Using the entries below, transcribe exactly the line containing "Give me a plain-text" and each line that follows it to the end.

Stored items
>> begin

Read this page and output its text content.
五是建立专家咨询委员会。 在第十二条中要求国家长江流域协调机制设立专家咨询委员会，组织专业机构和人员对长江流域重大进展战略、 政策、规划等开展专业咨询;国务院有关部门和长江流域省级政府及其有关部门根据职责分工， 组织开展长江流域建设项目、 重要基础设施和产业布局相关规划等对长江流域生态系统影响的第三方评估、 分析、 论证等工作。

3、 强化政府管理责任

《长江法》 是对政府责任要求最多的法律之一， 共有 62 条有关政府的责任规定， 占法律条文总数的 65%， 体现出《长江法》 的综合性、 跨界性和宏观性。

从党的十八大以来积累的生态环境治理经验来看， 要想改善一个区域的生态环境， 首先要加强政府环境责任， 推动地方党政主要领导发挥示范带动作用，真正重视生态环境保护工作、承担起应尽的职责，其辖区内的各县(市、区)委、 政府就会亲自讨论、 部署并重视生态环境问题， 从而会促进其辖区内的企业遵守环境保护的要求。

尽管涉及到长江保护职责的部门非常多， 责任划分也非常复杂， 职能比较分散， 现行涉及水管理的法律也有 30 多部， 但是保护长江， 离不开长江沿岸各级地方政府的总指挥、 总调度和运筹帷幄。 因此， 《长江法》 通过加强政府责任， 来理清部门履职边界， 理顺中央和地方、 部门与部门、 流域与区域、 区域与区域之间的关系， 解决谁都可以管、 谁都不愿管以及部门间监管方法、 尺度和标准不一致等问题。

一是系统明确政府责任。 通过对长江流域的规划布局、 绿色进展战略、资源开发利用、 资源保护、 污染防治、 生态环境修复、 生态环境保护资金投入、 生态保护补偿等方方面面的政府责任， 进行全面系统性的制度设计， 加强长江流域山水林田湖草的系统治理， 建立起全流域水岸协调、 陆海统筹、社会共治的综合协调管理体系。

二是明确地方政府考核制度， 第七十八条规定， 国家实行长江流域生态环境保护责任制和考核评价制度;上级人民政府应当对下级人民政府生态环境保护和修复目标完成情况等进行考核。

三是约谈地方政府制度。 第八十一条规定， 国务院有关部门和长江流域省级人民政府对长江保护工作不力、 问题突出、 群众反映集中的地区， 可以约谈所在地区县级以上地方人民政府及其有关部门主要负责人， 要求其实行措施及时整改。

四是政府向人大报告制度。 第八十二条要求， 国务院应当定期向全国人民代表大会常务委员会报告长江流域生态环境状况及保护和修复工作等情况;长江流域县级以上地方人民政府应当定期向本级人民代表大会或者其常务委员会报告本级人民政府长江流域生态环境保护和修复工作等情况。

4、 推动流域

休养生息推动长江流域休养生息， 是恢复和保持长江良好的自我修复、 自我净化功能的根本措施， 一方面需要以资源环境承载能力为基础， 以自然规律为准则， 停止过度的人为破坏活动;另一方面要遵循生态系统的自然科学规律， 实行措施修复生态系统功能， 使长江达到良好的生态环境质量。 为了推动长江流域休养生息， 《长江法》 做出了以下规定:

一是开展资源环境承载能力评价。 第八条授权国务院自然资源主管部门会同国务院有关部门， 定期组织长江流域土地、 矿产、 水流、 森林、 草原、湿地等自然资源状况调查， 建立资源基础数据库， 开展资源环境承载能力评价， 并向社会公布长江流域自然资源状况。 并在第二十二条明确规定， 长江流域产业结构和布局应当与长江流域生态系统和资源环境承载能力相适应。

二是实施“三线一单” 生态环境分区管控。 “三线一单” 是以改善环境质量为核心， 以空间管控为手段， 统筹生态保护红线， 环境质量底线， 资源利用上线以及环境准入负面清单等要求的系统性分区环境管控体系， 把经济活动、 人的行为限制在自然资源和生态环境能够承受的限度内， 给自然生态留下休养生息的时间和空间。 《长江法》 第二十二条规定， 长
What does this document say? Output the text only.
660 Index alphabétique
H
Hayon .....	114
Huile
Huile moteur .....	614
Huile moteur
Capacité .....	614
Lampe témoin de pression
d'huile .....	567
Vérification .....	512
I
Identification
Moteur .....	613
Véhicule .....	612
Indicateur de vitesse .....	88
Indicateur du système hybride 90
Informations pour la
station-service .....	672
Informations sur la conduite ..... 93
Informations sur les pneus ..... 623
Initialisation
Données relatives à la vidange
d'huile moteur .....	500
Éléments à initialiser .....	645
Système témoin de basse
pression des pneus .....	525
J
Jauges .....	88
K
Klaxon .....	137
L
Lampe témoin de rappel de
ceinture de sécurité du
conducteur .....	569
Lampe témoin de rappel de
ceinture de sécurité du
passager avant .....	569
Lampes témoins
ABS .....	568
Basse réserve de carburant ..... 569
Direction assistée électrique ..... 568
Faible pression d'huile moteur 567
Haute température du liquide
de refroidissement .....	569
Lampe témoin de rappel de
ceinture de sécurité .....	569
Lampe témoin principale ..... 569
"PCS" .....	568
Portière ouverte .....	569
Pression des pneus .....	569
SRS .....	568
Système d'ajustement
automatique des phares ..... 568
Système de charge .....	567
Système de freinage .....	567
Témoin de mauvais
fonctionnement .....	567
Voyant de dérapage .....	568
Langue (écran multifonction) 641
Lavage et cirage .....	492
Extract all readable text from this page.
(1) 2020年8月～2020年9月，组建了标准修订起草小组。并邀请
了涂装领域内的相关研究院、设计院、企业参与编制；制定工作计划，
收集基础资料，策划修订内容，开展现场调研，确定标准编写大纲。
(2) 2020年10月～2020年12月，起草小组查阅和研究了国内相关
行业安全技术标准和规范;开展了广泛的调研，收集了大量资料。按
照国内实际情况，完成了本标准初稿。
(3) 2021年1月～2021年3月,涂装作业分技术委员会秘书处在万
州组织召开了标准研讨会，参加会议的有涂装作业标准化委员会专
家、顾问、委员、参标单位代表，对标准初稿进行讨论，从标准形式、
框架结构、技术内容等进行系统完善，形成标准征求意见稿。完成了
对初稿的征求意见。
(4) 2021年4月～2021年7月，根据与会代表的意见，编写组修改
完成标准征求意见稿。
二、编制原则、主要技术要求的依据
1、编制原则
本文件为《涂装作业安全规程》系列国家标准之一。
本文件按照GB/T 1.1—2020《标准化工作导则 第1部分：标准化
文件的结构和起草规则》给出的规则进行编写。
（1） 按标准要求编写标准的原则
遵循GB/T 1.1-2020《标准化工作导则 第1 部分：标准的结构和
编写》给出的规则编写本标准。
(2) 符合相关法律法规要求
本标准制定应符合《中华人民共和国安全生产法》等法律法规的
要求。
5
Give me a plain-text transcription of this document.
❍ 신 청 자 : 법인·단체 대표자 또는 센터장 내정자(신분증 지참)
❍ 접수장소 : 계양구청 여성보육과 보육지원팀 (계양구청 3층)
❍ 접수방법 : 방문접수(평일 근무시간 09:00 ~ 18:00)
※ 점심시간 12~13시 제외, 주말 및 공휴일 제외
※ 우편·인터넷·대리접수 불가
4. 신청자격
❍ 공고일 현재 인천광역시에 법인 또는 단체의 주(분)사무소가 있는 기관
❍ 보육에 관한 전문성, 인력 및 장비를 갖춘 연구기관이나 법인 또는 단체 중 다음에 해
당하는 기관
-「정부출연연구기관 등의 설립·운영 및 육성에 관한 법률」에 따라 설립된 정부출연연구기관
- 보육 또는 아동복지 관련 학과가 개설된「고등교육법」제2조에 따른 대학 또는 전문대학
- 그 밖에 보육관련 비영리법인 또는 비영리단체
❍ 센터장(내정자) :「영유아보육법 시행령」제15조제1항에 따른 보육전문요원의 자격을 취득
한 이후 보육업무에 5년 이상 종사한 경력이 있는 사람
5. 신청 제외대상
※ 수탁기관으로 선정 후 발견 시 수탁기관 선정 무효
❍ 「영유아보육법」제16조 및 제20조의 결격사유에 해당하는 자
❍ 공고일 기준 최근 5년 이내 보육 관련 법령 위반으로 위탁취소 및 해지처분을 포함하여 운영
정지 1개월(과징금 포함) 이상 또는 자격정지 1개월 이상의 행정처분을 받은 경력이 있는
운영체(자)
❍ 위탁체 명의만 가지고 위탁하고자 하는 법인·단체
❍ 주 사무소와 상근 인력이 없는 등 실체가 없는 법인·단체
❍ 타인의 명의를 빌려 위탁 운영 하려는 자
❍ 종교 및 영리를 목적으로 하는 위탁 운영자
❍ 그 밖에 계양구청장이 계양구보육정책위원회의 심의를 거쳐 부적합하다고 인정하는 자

>> end

EXERCISE ANSWER:
Give me a plain-text transcription of this document.
❍ 신 청 자 : 법인·단체 대표자 또는 센터장 내정자(신분증 지참)
❍ 접수장소 : 계양구청 여성보육과 보육지원팀 (계양구청 3층)
❍ 접수방법 : 방문접수(평일 근무시간 09:00 ~ 18:00)
※ 점심시간 12~13시 제외, 주말 및 공휴일 제외
※ 우편·인터넷·대리접수 불가
4. 신청자격
❍ 공고일 현재 인천광역시에 법인 또는 단체의 주(분)사무소가 있는 기관
❍ 보육에 관한 전문성, 인력 및 장비를 갖춘 연구기관이나 법인 또는 단체 중 다음에 해
당하는 기관
-「정부출연연구기관 등의 설립·운영 및 육성에 관한 법률」에 따라 설립된 정부출연연구기관
- 보육 또는 아동복지 관련 학과가 개설된「고등교육법」제2조에 따른 대학 또는 전문대학
- 그 밖에 보육관련 비영리법인 또는 비영리단체
❍ 센터장(내정자) :「영유아보육법 시행령」제15조제1항에 따른 보육전문요원의 자격을 취득
한 이후 보육업무에 5년 이상 종사한 경력이 있는 사람
5. 신청 제외대상
※ 수탁기관으로 선정 후 발견 시 수탁기관 선정 무효
❍ 「영유아보육법」제16조 및 제20조의 결격사유에 해당하는 자
❍ 공고일 기준 최근 5년 이내 보육 관련 법령 위반으로 위탁취소 및 해지처분을 포함하여 운영
정지 1개월(과징금 포함) 이상 또는 자격정지 1개월 이상의 행정처분을 받은 경력이 있는
운영체(자)
❍ 위탁체 명의만 가지고 위탁하고자 하는 법인·단체
❍ 주 사무소와 상근 인력이 없는 등 실체가 없는 법인·단체
❍ 타인의 명의를 빌려 위탁 운영 하려는 자
❍ 종교 및 영리를 목적으로 하는 위탁 운영자
❍ 그 밖에 계양구청장이 계양구보육정책위원회의 심의를 거쳐 부적합하다고 인정하는 자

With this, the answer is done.